Job:
Reproduce each of the lines word for word.

START

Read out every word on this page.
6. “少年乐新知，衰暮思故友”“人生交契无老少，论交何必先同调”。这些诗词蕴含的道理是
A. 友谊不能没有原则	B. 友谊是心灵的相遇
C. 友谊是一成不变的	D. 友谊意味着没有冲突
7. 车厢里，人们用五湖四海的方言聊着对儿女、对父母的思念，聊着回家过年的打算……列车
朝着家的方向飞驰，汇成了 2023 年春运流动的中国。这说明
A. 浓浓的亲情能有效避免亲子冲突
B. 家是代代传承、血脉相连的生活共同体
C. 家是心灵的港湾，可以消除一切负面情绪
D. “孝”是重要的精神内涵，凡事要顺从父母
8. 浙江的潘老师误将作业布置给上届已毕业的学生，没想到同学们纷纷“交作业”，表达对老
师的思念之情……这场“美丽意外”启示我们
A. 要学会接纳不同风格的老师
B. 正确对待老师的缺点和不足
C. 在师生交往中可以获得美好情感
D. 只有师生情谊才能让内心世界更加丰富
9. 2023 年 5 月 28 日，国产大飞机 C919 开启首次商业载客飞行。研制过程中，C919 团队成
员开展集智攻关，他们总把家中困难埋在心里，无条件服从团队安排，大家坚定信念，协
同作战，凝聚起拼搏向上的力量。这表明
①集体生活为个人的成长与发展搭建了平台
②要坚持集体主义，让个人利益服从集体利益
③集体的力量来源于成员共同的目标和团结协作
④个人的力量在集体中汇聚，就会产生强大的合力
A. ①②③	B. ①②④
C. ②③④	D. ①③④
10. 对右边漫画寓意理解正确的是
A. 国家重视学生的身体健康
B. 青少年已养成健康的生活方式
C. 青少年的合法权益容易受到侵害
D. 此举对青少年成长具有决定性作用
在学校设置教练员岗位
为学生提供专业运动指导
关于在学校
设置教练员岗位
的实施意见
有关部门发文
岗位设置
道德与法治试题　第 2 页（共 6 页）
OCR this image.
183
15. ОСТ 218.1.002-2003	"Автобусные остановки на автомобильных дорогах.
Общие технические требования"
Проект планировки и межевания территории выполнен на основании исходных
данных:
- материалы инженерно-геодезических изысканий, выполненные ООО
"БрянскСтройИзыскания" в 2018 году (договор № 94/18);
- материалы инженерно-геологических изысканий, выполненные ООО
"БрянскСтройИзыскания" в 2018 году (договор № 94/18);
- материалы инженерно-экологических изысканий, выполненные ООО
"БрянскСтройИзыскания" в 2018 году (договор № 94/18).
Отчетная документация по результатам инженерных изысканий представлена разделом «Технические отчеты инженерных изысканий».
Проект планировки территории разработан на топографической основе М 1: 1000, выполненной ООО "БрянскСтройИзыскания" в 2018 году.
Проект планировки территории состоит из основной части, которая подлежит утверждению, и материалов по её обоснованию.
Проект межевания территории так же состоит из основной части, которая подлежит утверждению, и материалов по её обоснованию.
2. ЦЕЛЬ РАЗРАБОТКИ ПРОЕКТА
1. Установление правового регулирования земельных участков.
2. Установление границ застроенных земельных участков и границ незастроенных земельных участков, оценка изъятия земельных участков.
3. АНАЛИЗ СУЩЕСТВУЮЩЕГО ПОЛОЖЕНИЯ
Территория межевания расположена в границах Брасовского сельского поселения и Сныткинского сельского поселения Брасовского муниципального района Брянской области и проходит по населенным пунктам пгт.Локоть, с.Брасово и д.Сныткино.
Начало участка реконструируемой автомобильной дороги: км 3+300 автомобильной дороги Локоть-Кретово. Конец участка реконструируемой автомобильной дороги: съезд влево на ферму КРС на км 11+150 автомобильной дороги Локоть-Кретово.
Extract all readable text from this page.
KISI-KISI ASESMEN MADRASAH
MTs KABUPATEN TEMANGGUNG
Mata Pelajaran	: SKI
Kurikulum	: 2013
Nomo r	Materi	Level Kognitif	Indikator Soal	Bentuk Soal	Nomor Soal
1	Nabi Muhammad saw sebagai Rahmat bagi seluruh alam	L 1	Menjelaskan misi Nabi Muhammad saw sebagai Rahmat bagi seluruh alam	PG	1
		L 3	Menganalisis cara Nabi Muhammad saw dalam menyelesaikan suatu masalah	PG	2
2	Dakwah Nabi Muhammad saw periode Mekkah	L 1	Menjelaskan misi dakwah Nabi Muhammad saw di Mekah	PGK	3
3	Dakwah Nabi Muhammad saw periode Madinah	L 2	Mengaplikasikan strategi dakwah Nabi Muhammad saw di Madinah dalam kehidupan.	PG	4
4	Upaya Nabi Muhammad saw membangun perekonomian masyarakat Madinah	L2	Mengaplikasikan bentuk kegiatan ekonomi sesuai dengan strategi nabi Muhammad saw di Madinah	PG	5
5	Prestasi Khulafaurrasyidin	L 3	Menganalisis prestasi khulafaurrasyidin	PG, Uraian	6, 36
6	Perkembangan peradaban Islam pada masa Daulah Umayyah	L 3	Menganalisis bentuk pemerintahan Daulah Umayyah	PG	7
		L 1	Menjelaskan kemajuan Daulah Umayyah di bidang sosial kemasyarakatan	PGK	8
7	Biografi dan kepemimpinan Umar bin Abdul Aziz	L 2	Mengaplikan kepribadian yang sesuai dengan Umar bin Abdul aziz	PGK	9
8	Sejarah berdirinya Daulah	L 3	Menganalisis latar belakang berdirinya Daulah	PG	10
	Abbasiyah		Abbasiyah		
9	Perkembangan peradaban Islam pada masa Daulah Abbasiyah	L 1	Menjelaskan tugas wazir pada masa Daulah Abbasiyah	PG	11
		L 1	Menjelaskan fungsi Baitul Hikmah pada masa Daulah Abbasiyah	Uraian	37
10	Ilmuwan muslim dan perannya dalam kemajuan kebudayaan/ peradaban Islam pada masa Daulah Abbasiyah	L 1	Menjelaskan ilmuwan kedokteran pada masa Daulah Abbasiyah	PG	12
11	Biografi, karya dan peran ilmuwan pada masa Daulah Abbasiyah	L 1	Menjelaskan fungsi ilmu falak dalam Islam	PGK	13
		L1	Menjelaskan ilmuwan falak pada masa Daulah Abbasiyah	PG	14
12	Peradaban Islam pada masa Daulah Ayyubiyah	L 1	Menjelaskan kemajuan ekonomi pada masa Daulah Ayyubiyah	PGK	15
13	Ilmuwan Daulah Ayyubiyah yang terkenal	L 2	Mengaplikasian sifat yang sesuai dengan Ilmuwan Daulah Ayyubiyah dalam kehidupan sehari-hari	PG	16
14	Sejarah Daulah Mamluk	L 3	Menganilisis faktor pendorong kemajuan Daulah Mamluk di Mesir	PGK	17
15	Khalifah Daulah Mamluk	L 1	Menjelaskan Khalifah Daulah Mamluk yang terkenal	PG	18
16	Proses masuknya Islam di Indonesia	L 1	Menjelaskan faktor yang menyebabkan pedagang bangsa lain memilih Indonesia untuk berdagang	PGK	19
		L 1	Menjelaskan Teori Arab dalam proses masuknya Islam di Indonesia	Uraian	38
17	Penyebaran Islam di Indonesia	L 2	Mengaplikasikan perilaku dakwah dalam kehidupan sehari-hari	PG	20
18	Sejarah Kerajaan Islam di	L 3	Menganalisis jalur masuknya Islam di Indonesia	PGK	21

END

Answer in full:
Read out every word on this page.
6. “少年乐新知，衰暮思故友”“人生交契无老少，论交何必先同调”。这些诗词蕴含的道理是
A. 友谊不能没有原则	B. 友谊是心灵的相遇
C. 友谊是一成不变的	D. 友谊意味着没有冲突
7. 车厢里，人们用五湖四海的方言聊着对儿女、对父母的思念，聊着回家过年的打算……列车
朝着家的方向飞驰，汇成了 2023 年春运流动的中国。这说明
A. 浓浓的亲情能有效避免亲子冲突
B. 家是代代传承、血脉相连的生活共同体
C. 家是心灵的港湾，可以消除一切负面情绪
D. “孝”是重要的精神内涵，凡事要顺从父母
8. 浙江的潘老师误将作业布置给上届已毕业的学生，没想到同学们纷纷“交作业”，表达对老
师的思念之情……这场“美丽意外”启示我们
A. 要学会接纳不同风格的老师
B. 正确对待老师的缺点和不足
C. 在师生交往中可以获得美好情感
D. 只有师生情谊才能让内心世界更加丰富
9. 2023 年 5 月 28 日，国产大飞机 C919 开启首次商业载客飞行。研制过程中，C919 团队成
员开展集智攻关，他们总把家中困难埋在心里，无条件服从团队安排，大家坚定信念，协
同作战，凝聚起拼搏向上的力量。这表明
①集体生活为个人的成长与发展搭建了平台
②要坚持集体主义，让个人利益服从集体利益
③集体的力量来源于成员共同的目标和团结协作
④个人的力量在集体中汇聚，就会产生强大的合力
A. ①②③	B. ①②④
C. ②③④	D. ①③④
10. 对右边漫画寓意理解正确的是
A. 国家重视学生的身体健康
B. 青少年已养成健康的生活方式
C. 青少年的合法权益容易受到侵害
D. 此举对青少年成长具有决定性作用
在学校设置教练员岗位
为学生提供专业运动指导
关于在学校
设置教练员岗位
的实施意见
有关部门发文
岗位设置
道德与法治试题　第 2 页（共 6 页）
OCR this image.
183
15. ОСТ 218.1.002-2003	"Автобусные остановки на автомобильных дорогах.
Общие технические требования"
Проект планировки и межевания территории выполнен на основании исходных
данных:
- материалы инженерно-геодезических изысканий, выполненные ООО
"БрянскСтройИзыскания" в 2018 году (договор № 94/18);
- материалы инженерно-геологических изысканий, выполненные ООО
"БрянскСтройИзыскания" в 2018 году (договор № 94/18);
- материалы инженерно-экологических изысканий, выполненные ООО
"БрянскСтройИзыскания" в 2018 году (договор № 94/18).
Отчетная документация по результатам инженерных изысканий представлена разделом «Технические отчеты инженерных изысканий».
Проект планировки территории разработан на топографической основе М 1: 1000, выполненной ООО "БрянскСтройИзыскания" в 2018 году.
Проект планировки территории состоит из основной части, которая подлежит утверждению, и материалов по её обоснованию.
Проект межевания территории так же состоит из основной части, которая подлежит утверждению, и материалов по её обоснованию.
2. ЦЕЛЬ РАЗРАБОТКИ ПРОЕКТА
1. Установление правового регулирования земельных участков.
2. Установление границ застроенных земельных участков и границ незастроенных земельных участков, оценка изъятия земельных участков.
3. АНАЛИЗ СУЩЕСТВУЮЩЕГО ПОЛОЖЕНИЯ
Территория межевания расположена в границах Брасовского сельского поселения и Сныткинского сельского поселения Брасовского муниципального района Брянской области и проходит по населенным пунктам пгт.Локоть, с.Брасово и д.Сныткино.
Начало участка реконструируемой автомобильной дороги: км 3+300 автомобильной дороги Локоть-Кретово. Конец участка реконструируемой автомобильной дороги: съезд влево на ферму КРС на км 11+150 автомобильной дороги Локоть-Кретово.
Extract all readable text from this page.
KISI-KISI ASESMEN MADRASAH
MTs KABUPATEN TEMANGGUNG
Mata Pelajaran	: SKI
Kurikulum	: 2013
Nomo r	Materi	Level Kognitif	Indikator Soal	Bentuk Soal	Nomor Soal
1	Nabi Muhammad saw sebagai Rahmat bagi seluruh alam	L 1	Menjelaskan misi Nabi Muhammad saw sebagai Rahmat bagi seluruh alam	PG	1
		L 3	Menganalisis cara Nabi Muhammad saw dalam menyelesaikan suatu masalah	PG	2
2	Dakwah Nabi Muhammad saw periode Mekkah	L 1	Menjelaskan misi dakwah Nabi Muhammad saw di Mekah	PGK	3
3	Dakwah Nabi Muhammad saw periode Madinah	L 2	Mengaplikasikan strategi dakwah Nabi Muhammad saw di Madinah dalam kehidupan.	PG	4
4	Upaya Nabi Muhammad saw membangun perekonomian masyarakat Madinah	L2	Mengaplikasikan bentuk kegiatan ekonomi sesuai dengan strategi nabi Muhammad saw di Madinah	PG	5
5	Prestasi Khulafaurrasyidin	L 3	Menganalisis prestasi khulafaurrasyidin	PG, Uraian	6, 36
6	Perkembangan peradaban Islam pada masa Daulah Umayyah	L 3	Menganalisis bentuk pemerintahan Daulah Umayyah	PG	7
		L 1	Menjelaskan kemajuan Daulah Umayyah di bidang sosial kemasyarakatan	PGK	8
7	Biografi dan kepemimpinan Umar bin Abdul Aziz	L 2	Mengaplikan kepribadian yang sesuai dengan Umar bin Abdul aziz	PGK	9
8	Sejarah berdirinya Daulah	L 3	Menganalisis latar belakang berdirinya Daulah	PG	10
	Abbasiyah		Abbasiyah		
9	Perkembangan peradaban Islam pada masa Daulah Abbasiyah	L 1	Menjelaskan tugas wazir pada masa Daulah Abbasiyah	PG	11
		L 1	Menjelaskan fungsi Baitul Hikmah pada masa Daulah Abbasiyah	Uraian	37
10	Ilmuwan muslim dan perannya dalam kemajuan kebudayaan/ peradaban Islam pada masa Daulah Abbasiyah	L 1	Menjelaskan ilmuwan kedokteran pada masa Daulah Abbasiyah	PG	12
11	Biografi, karya dan peran ilmuwan pada masa Daulah Abbasiyah	L 1	Menjelaskan fungsi ilmu falak dalam Islam	PGK	13
		L1	Menjelaskan ilmuwan falak pada masa Daulah Abbasiyah	PG	14
12	Peradaban Islam pada masa Daulah Ayyubiyah	L 1	Menjelaskan kemajuan ekonomi pada masa Daulah Ayyubiyah	PGK	15
13	Ilmuwan Daulah Ayyubiyah yang terkenal	L 2	Mengaplikasian sifat yang sesuai dengan Ilmuwan Daulah Ayyubiyah dalam kehidupan sehari-hari	PG	16
14	Sejarah Daulah Mamluk	L 3	Menganilisis faktor pendorong kemajuan Daulah Mamluk di Mesir	PGK	17
15	Khalifah Daulah Mamluk	L 1	Menjelaskan Khalifah Daulah Mamluk yang terkenal	PG	18
16	Proses masuknya Islam di Indonesia	L 1	Menjelaskan faktor yang menyebabkan pedagang bangsa lain memilih Indonesia untuk berdagang	PGK	19
		L 1	Menjelaskan Teori Arab dalam proses masuknya Islam di Indonesia	Uraian	38
17	Penyebaran Islam di Indonesia	L 2	Mengaplikasikan perilaku dakwah dalam kehidupan sehari-hari	PG	20
18	Sejarah Kerajaan Islam di	L 3	Menganalisis jalur masuknya Islam di Indonesia	PGK	21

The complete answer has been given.